**Element and coordinate entries**

[BEGIN]

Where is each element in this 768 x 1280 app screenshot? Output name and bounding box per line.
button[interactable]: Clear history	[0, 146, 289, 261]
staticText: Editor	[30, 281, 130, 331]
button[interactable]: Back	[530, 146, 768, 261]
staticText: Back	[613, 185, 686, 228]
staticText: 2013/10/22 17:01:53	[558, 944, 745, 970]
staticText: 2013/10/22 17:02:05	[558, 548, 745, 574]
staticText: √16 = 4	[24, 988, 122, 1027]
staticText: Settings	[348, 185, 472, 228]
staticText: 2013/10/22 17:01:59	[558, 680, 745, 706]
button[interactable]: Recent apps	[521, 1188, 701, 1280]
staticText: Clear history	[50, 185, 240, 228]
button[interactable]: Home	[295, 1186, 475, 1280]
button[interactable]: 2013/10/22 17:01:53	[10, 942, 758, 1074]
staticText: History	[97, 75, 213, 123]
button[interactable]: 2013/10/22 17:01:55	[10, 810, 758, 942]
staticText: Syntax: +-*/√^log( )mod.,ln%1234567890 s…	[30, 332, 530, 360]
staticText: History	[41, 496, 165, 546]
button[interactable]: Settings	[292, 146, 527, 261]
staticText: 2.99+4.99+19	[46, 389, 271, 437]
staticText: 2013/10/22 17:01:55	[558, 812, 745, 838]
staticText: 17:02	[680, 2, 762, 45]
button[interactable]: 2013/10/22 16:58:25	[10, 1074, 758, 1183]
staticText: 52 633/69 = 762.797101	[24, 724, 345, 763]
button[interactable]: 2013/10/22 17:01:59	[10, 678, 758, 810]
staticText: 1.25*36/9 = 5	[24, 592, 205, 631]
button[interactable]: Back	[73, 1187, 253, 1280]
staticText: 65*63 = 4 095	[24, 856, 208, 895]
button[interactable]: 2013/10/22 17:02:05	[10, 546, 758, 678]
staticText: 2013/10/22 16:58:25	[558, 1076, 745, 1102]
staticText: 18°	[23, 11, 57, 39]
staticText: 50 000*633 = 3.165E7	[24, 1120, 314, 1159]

[END]

**Brief**
Show each line of the entries above that contains the string "button". Case counts.

**Output of the exercise**
button[interactable]: Clear history	[0, 146, 289, 261]
button[interactable]: Back	[530, 146, 768, 261]
button[interactable]: Recent apps	[521, 1188, 701, 1280]
button[interactable]: Home	[295, 1186, 475, 1280]
button[interactable]: 2013/10/22 17:01:53	[10, 942, 758, 1074]
button[interactable]: 2013/10/22 17:01:55	[10, 810, 758, 942]
button[interactable]: Settings	[292, 146, 527, 261]
button[interactable]: 2013/10/22 16:58:25	[10, 1074, 758, 1183]
button[interactable]: 2013/10/22 17:01:59	[10, 678, 758, 810]
button[interactable]: Back	[73, 1187, 253, 1280]
button[interactable]: 2013/10/22 17:02:05	[10, 546, 758, 678]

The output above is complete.